---- DATASET EXCERPTS

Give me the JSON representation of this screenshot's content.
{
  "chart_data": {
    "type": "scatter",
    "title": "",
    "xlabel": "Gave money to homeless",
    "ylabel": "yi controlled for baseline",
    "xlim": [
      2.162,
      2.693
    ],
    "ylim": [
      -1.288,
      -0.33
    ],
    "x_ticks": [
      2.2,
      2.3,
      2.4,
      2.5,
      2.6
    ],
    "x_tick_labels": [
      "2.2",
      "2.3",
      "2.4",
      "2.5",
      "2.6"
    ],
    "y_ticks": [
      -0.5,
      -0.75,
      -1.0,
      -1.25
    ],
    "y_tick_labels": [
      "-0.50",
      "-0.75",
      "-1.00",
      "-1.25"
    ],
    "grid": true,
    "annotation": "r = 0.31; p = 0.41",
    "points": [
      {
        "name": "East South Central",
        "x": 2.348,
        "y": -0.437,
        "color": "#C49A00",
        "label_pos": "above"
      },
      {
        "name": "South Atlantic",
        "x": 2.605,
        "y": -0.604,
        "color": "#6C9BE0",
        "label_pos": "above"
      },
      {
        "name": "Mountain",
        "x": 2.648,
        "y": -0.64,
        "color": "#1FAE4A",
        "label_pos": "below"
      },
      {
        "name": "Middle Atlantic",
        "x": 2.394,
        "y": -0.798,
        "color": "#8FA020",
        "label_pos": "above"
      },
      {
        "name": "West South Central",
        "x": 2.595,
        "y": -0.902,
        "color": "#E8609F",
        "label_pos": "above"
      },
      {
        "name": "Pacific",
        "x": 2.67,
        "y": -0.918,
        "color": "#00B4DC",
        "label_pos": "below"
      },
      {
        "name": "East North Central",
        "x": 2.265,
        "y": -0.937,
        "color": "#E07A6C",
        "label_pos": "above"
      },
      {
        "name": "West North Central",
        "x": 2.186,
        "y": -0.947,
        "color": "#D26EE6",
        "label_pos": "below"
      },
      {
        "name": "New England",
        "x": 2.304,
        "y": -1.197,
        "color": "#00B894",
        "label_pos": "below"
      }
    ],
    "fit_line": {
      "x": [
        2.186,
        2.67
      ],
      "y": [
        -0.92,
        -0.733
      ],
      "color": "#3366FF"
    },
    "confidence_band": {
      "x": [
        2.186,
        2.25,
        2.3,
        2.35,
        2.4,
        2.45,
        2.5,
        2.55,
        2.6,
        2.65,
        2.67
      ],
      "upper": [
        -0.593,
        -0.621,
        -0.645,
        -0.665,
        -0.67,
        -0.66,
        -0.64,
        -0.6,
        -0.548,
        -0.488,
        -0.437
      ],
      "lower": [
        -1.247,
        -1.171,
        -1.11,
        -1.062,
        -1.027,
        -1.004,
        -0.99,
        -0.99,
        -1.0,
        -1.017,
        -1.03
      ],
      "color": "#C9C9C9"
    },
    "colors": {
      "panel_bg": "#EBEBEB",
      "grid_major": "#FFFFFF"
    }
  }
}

--------

> [EXERCISE PROMPT]:
Look through the entries above; copy every line holding the string "Central".

> [COMPLETE OUTPUT]:
        "name": "East South Central",
        "name": "West South Central",
        "name": "East North Central",
        "name": "West North Central",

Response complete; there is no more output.